Problem description →
Go through the lines below and copy each one that holds the string "from".

Provided data →
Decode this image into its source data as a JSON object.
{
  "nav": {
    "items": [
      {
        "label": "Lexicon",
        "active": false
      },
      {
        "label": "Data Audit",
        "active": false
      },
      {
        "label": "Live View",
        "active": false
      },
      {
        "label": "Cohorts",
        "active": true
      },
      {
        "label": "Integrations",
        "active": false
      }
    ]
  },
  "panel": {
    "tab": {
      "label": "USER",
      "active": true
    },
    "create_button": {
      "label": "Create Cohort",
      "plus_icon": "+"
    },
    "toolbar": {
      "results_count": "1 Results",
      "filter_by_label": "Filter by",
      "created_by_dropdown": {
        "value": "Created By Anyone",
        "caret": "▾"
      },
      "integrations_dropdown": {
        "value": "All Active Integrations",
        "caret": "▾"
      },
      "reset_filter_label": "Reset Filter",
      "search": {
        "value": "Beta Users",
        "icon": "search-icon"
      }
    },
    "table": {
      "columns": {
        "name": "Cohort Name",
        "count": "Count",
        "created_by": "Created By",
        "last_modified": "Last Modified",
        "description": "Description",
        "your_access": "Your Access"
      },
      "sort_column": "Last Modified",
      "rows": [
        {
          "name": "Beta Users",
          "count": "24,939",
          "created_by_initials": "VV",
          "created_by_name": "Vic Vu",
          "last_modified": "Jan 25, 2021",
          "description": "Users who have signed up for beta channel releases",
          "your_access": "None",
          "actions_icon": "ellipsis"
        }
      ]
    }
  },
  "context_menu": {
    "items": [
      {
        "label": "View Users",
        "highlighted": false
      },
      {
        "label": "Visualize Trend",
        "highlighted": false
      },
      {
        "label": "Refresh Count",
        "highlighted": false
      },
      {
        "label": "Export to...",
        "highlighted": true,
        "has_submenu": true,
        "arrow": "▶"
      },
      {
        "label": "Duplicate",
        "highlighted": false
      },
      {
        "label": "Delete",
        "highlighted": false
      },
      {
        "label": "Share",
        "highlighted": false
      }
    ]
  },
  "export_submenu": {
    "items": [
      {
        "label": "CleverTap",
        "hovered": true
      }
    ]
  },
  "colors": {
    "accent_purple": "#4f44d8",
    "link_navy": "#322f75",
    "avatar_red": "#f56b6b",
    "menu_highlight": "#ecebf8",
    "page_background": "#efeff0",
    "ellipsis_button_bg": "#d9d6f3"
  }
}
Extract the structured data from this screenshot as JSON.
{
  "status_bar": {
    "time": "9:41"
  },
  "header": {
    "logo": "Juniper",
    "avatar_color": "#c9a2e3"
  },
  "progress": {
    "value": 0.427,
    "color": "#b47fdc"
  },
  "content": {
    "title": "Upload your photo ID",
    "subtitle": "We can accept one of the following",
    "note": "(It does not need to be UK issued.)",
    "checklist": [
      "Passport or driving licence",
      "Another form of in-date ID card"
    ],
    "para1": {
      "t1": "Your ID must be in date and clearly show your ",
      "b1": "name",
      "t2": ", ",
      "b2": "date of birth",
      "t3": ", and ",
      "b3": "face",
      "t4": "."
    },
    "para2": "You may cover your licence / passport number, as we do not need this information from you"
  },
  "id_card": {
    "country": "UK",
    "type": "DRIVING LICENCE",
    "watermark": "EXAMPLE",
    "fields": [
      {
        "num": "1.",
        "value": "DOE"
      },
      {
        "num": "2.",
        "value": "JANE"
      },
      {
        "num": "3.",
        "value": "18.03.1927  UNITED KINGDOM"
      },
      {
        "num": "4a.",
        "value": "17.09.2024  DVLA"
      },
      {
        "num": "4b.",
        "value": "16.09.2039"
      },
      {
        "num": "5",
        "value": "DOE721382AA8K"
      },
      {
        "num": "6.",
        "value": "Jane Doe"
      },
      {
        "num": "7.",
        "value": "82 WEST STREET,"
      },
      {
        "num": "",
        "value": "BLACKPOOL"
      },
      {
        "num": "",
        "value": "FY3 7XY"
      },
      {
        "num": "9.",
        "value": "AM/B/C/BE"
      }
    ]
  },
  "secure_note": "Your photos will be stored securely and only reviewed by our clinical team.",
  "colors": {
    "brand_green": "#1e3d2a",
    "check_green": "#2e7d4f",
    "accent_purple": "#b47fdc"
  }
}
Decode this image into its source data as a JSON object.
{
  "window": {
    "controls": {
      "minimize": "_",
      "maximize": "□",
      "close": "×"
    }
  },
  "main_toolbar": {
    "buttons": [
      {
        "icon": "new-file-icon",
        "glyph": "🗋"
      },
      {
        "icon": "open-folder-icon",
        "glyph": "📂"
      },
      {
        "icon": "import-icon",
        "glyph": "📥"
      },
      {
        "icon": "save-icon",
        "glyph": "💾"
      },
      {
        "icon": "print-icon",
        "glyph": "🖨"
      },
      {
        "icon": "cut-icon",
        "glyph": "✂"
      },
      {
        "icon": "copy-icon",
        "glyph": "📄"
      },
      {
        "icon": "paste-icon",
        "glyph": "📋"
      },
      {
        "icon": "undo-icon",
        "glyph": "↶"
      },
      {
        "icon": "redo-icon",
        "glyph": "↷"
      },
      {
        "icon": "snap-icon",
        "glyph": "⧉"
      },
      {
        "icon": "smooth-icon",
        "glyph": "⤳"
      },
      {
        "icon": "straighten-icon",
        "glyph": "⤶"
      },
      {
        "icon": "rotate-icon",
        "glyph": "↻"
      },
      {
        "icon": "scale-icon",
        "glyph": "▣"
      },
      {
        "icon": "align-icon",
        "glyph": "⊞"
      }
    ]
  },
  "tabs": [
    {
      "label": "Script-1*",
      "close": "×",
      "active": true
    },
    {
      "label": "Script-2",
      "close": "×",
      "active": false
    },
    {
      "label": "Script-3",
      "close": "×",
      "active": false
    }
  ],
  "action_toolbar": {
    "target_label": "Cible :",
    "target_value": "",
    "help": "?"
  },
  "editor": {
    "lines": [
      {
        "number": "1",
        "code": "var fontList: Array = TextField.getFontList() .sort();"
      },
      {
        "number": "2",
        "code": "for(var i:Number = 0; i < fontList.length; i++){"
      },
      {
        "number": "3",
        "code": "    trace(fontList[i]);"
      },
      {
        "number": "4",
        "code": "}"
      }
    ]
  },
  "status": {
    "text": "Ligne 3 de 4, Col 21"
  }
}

Problem solution →
Extract the structured data from this screenshot as JSON.
    "para2": "You may cover your licence / passport number, as we do not need this information from you"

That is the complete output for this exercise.